_Task brief_
The records below must be output exactly, without pictures.

_Provided data_

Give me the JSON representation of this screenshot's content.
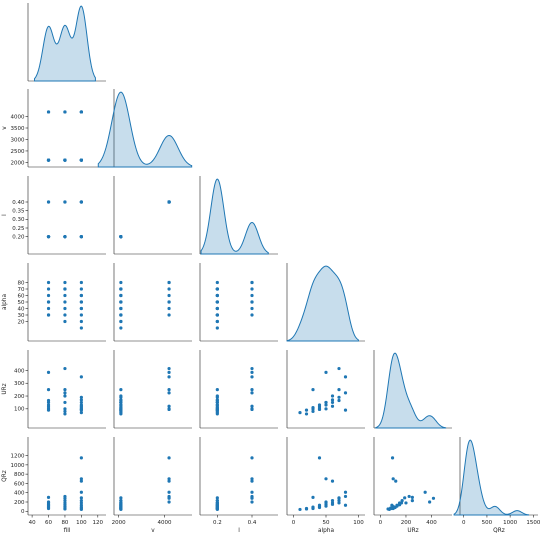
{
  "chart_data": {
    "type": "scatter",
    "subtype": "pairplot-lower-corner",
    "diagonal": "kde",
    "grid": false,
    "legend": "none",
    "color": "#1f77b4",
    "variables": [
      {
        "name": "fill",
        "lim": [
          35,
          130
        ],
        "ticks": [
          40,
          60,
          80,
          100,
          120
        ],
        "tick_labels": [
          "40",
          "60",
          "80",
          "100",
          "120"
        ]
      },
      {
        "name": "v",
        "lim": [
          1800,
          5200
        ],
        "ticks": [
          2000,
          2500,
          3000,
          3500,
          4000
        ],
        "tick_labels": [
          "2000",
          "2500",
          "3000",
          "3500",
          "4000"
        ],
        "xticks": [
          2000,
          4000
        ],
        "xtick_labels": [
          "2000",
          "4000"
        ]
      },
      {
        "name": "l",
        "lim": [
          0.1,
          0.55
        ],
        "ticks": [
          0.2,
          0.25,
          0.3,
          0.35,
          0.4
        ],
        "tick_labels": [
          "0.20",
          "0.25",
          "0.30",
          "0.35",
          "0.40"
        ],
        "xticks": [
          0.2,
          0.4
        ],
        "xtick_labels": [
          "0.2",
          "0.4"
        ]
      },
      {
        "name": "alpha",
        "lim": [
          -10,
          110
        ],
        "ticks": [
          20,
          30,
          40,
          50,
          60,
          70,
          80
        ],
        "tick_labels": [
          "20",
          "30",
          "40",
          "50",
          "60",
          "70",
          "80"
        ],
        "xticks": [
          0,
          50,
          100
        ],
        "xtick_labels": [
          "0",
          "50",
          "100"
        ]
      },
      {
        "name": "URz",
        "lim": [
          -50,
          560
        ],
        "ticks": [
          100,
          200,
          300,
          400
        ],
        "tick_labels": [
          "100",
          "200",
          "300",
          "400"
        ],
        "xticks": [
          0,
          200,
          400
        ],
        "xtick_labels": [
          "0",
          "200",
          "400"
        ]
      },
      {
        "name": "QRz",
        "lim": [
          -80,
          1600
        ],
        "ticks": [
          0,
          200,
          400,
          600,
          800,
          1000,
          1200
        ],
        "tick_labels": [
          "0",
          "200",
          "400",
          "600",
          "800",
          "1000",
          "1200"
        ],
        "xticks": [
          0,
          500,
          1000,
          1500
        ],
        "xtick_labels": [
          "0",
          "500",
          "1000",
          "1500"
        ]
      }
    ],
    "rows": [
      {
        "fill": 60,
        "v": 2100,
        "l": 0.2,
        "alpha": 30,
        "URz": 100,
        "QRz": 60
      },
      {
        "fill": 60,
        "v": 2100,
        "l": 0.2,
        "alpha": 40,
        "URz": 115,
        "QRz": 80
      },
      {
        "fill": 60,
        "v": 2100,
        "l": 0.2,
        "alpha": 50,
        "URz": 130,
        "QRz": 110
      },
      {
        "fill": 60,
        "v": 2100,
        "l": 0.2,
        "alpha": 60,
        "URz": 150,
        "QRz": 150
      },
      {
        "fill": 60,
        "v": 2100,
        "l": 0.2,
        "alpha": 70,
        "URz": 165,
        "QRz": 180
      },
      {
        "fill": 60,
        "v": 2100,
        "l": 0.2,
        "alpha": 80,
        "URz": 90,
        "QRz": 130
      },
      {
        "fill": 60,
        "v": 4200,
        "l": 0.4,
        "alpha": 30,
        "URz": 250,
        "QRz": 300
      },
      {
        "fill": 60,
        "v": 4200,
        "l": 0.4,
        "alpha": 50,
        "URz": 385,
        "QRz": 200
      },
      {
        "fill": 80,
        "v": 2100,
        "l": 0.2,
        "alpha": 20,
        "URz": 60,
        "QRz": 50
      },
      {
        "fill": 80,
        "v": 2100,
        "l": 0.2,
        "alpha": 30,
        "URz": 80,
        "QRz": 70
      },
      {
        "fill": 80,
        "v": 2100,
        "l": 0.2,
        "alpha": 40,
        "URz": 100,
        "QRz": 100
      },
      {
        "fill": 80,
        "v": 2100,
        "l": 0.2,
        "alpha": 50,
        "URz": 150,
        "QRz": 140
      },
      {
        "fill": 80,
        "v": 2100,
        "l": 0.2,
        "alpha": 60,
        "URz": 200,
        "QRz": 180
      },
      {
        "fill": 80,
        "v": 2100,
        "l": 0.2,
        "alpha": 70,
        "URz": 250,
        "QRz": 230
      },
      {
        "fill": 80,
        "v": 4200,
        "l": 0.4,
        "alpha": 70,
        "URz": 415,
        "QRz": 280
      },
      {
        "fill": 80,
        "v": 4200,
        "l": 0.4,
        "alpha": 80,
        "URz": 225,
        "QRz": 320
      },
      {
        "fill": 100,
        "v": 2100,
        "l": 0.2,
        "alpha": 10,
        "URz": 70,
        "QRz": 40
      },
      {
        "fill": 100,
        "v": 2100,
        "l": 0.2,
        "alpha": 20,
        "URz": 90,
        "QRz": 60
      },
      {
        "fill": 100,
        "v": 2100,
        "l": 0.2,
        "alpha": 30,
        "URz": 110,
        "QRz": 90
      },
      {
        "fill": 100,
        "v": 2100,
        "l": 0.2,
        "alpha": 40,
        "URz": 130,
        "QRz": 130
      },
      {
        "fill": 100,
        "v": 2100,
        "l": 0.2,
        "alpha": 50,
        "URz": 150,
        "QRz": 180
      },
      {
        "fill": 100,
        "v": 2100,
        "l": 0.2,
        "alpha": 60,
        "URz": 170,
        "QRz": 230
      },
      {
        "fill": 100,
        "v": 2100,
        "l": 0.2,
        "alpha": 70,
        "URz": 190,
        "QRz": 290
      },
      {
        "fill": 100,
        "v": 4200,
        "l": 0.4,
        "alpha": 80,
        "URz": 350,
        "QRz": 410
      },
      {
        "fill": 100,
        "v": 4200,
        "l": 0.4,
        "alpha": 60,
        "URz": 120,
        "QRz": 650
      },
      {
        "fill": 100,
        "v": 4200,
        "l": 0.4,
        "alpha": 50,
        "URz": 100,
        "QRz": 700
      },
      {
        "fill": 100,
        "v": 4200,
        "l": 0.4,
        "alpha": 40,
        "URz": 95,
        "QRz": 1150
      }
    ]
  }
}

_Finished answer_
Give me the JSON representation of this screenshot's content.
{
  "chart_data": {
    "type": "scatter",
    "subtype": "pairplot-lower-corner",
    "diagonal": "kde",
    "grid": false,
    "legend": "none",
    "color": "#1f77b4",
    "variables": [
      {
        "name": "fill",
        "lim": [
          35,
          130
        ],
        "ticks": [
          40,
          60,
          80,
          100,
          120
        ],
        "tick_labels": [
          "40",
          "60",
          "80",
          "100",
          "120"
        ]
      },
      {
        "name": "v",
        "lim": [
          1800,
          5200
        ],
        "ticks": [
          2000,
          2500,
          3000,
          3500,
          4000
        ],
        "tick_labels": [
          "2000",
          "2500",
          "3000",
          "3500",
          "4000"
        ],
        "xticks": [
          2000,
          4000
        ],
        "xtick_labels": [
          "2000",
          "4000"
        ]
      },
      {
        "name": "l",
        "lim": [
          0.1,
          0.55
        ],
        "ticks": [
          0.2,
          0.25,
          0.3,
          0.35,
          0.4
        ],
        "tick_labels": [
          "0.20",
          "0.25",
          "0.30",
          "0.35",
          "0.40"
        ],
        "xticks": [
          0.2,
          0.4
        ],
        "xtick_labels": [
          "0.2",
          "0.4"
        ]
      },
      {
        "name": "alpha",
        "lim": [
          -10,
          110
        ],
        "ticks": [
          20,
          30,
          40,
          50,
          60,
          70,
          80
        ],
        "tick_labels": [
          "20",
          "30",
          "40",
          "50",
          "60",
          "70",
          "80"
        ],
        "xticks": [
          0,
          50,
          100
        ],
        "xtick_labels": [
          "0",
          "50",
          "100"
        ]
      },
      {
        "name": "URz",
        "lim": [
          -50,
          560
        ],
        "ticks": [
          100,
          200,
          300,
          400
        ],
        "tick_labels": [
          "100",
          "200",
          "300",
          "400"
        ],
        "xticks": [
          0,
          200,
          400
        ],
        "xtick_labels": [
          "0",
          "200",
          "400"
        ]
      },
      {
        "name": "QRz",
        "lim": [
          -80,
          1600
        ],
        "ticks": [
          0,
          200,
          400,
          600,
          800,
          1000,
          1200
        ],
        "tick_labels": [
          "0",
          "200",
          "400",
          "600",
          "800",
          "1000",
          "1200"
        ],
        "xticks": [
          0,
          500,
          1000,
          1500
        ],
        "xtick_labels": [
          "0",
          "500",
          "1000",
          "1500"
        ]
      }
    ],
    "rows": [
      {
        "fill": 60,
        "v": 2100,
        "l": 0.2,
        "alpha": 30,
        "URz": 100,
        "QRz": 60
      },
      {
        "fill": 60,
        "v": 2100,
        "l": 0.2,
        "alpha": 40,
        "URz": 115,
        "QRz": 80
      },
      {
        "fill": 60,
        "v": 2100,
        "l": 0.2,
        "alpha": 50,
        "URz": 130,
        "QRz": 110
      },
      {
        "fill": 60,
        "v": 2100,
        "l": 0.2,
        "alpha": 60,
        "URz": 150,
        "QRz": 150
      },
      {
        "fill": 60,
        "v": 2100,
        "l": 0.2,
        "alpha": 70,
        "URz": 165,
        "QRz": 180
      },
      {
        "fill": 60,
        "v": 2100,
        "l": 0.2,
        "alpha": 80,
        "URz": 90,
        "QRz": 130
      },
      {
        "fill": 60,
        "v": 4200,
        "l": 0.4,
        "alpha": 30,
        "URz": 250,
        "QRz": 300
      },
      {
        "fill": 60,
        "v": 4200,
        "l": 0.4,
        "alpha": 50,
        "URz": 385,
        "QRz": 200
      },
      {
        "fill": 80,
        "v": 2100,
        "l": 0.2,
        "alpha": 20,
        "URz": 60,
        "QRz": 50
      },
      {
        "fill": 80,
        "v": 2100,
        "l": 0.2,
        "alpha": 30,
        "URz": 80,
        "QRz": 70
      },
      {
        "fill": 80,
        "v": 2100,
        "l": 0.2,
        "alpha": 40,
        "URz": 100,
        "QRz": 100
      },
      {
        "fill": 80,
        "v": 2100,
        "l": 0.2,
        "alpha": 50,
        "URz": 150,
        "QRz": 140
      },
      {
        "fill": 80,
        "v": 2100,
        "l": 0.2,
        "alpha": 60,
        "URz": 200,
        "QRz": 180
      },
      {
        "fill": 80,
        "v": 2100,
        "l": 0.2,
        "alpha": 70,
        "URz": 250,
        "QRz": 230
      },
      {
        "fill": 80,
        "v": 4200,
        "l": 0.4,
        "alpha": 70,
        "URz": 415,
        "QRz": 280
      },
      {
        "fill": 80,
        "v": 4200,
        "l": 0.4,
        "alpha": 80,
        "URz": 225,
        "QRz": 320
      },
      {
        "fill": 100,
        "v": 2100,
        "l": 0.2,
        "alpha": 10,
        "URz": 70,
        "QRz": 40
      },
      {
        "fill": 100,
        "v": 2100,
        "l": 0.2,
        "alpha": 20,
        "URz": 90,
        "QRz": 60
      },
      {
        "fill": 100,
        "v": 2100,
        "l": 0.2,
        "alpha": 30,
        "URz": 110,
        "QRz": 90
      },
      {
        "fill": 100,
        "v": 2100,
        "l": 0.2,
        "alpha": 40,
        "URz": 130,
        "QRz": 130
      },
      {
        "fill": 100,
        "v": 2100,
        "l": 0.2,
        "alpha": 50,
        "URz": 150,
        "QRz": 180
      },
      {
        "fill": 100,
        "v": 2100,
        "l": 0.2,
        "alpha": 60,
        "URz": 170,
        "QRz": 230
      },
      {
        "fill": 100,
        "v": 2100,
        "l": 0.2,
        "alpha": 70,
        "URz": 190,
        "QRz": 290
      },
      {
        "fill": 100,
        "v": 4200,
        "l": 0.4,
        "alpha": 80,
        "URz": 350,
        "QRz": 410
      },
      {
        "fill": 100,
        "v": 4200,
        "l": 0.4,
        "alpha": 60,
        "URz": 120,
        "QRz": 650
      },
      {
        "fill": 100,
        "v": 4200,
        "l": 0.4,
        "alpha": 50,
        "URz": 100,
        "QRz": 700
      },
      {
        "fill": 100,
        "v": 4200,
        "l": 0.4,
        "alpha": 40,
        "URz": 95,
        "QRz": 1150
      }
    ]
  }
}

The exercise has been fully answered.